_The exercise_: Would you quote every entry exactly, dropping only the pictures?

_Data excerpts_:
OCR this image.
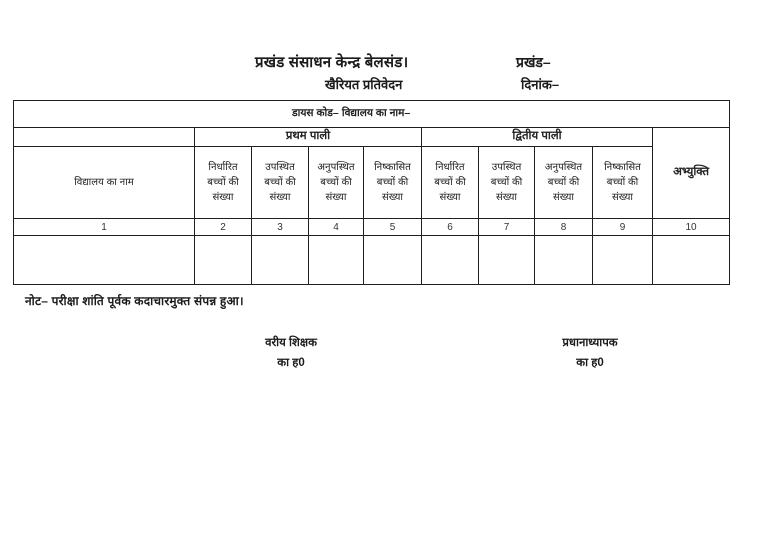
प्रखंड संसाधन केन्द्र बेलसंड।	प्रखंड–
खैरियत प्रतिवेदन	दिनांक–
विद्यालय का नाम–
डायस कोड–									

	प्रथम पाली				द्वितीय पाली				अभ्युक्ति
विद्यालय का नाम	निर्धारित बच्चों की संख्या	उपस्थित बच्चों की संख्या	अनुपस्थित बच्चों की संख्या	निष्कासित बच्चों की संख्या	निर्धारित बच्चों की संख्या	उपस्थित बच्चों की संख्या	अनुपस्थित बच्चों की संख्या	निष्कासित बच्चों की संख्या	

1	2	3	4	5	6	7	8	9	10

नोट– परीक्षा शांति पूर्वक कदाचारमुक्त संपन्न हुआ।
वरीय शिक्षक
का ह0
प्रधानाध्यापक
का ह0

_Output for this exercise_:
OCR this image.
प्रखंड संसाधन केन्द्र बेलसंड।	प्रखंड–
खैरियत प्रतिवेदन	दिनांक–
विद्यालय का नाम–
डायस कोड–									

	प्रथम पाली				द्वितीय पाली				अभ्युक्ति
विद्यालय का नाम	निर्धारित बच्चों की संख्या	उपस्थित बच्चों की संख्या	अनुपस्थित बच्चों की संख्या	निष्कासित बच्चों की संख्या	निर्धारित बच्चों की संख्या	उपस्थित बच्चों की संख्या	अनुपस्थित बच्चों की संख्या	निष्कासित बच्चों की संख्या	

1	2	3	4	5	6	7	8	9	10

नोट– परीक्षा शांति पूर्वक कदाचारमुक्त संपन्न हुआ।
वरीय शिक्षक
का ह0
प्रधानाध्यापक
का ह0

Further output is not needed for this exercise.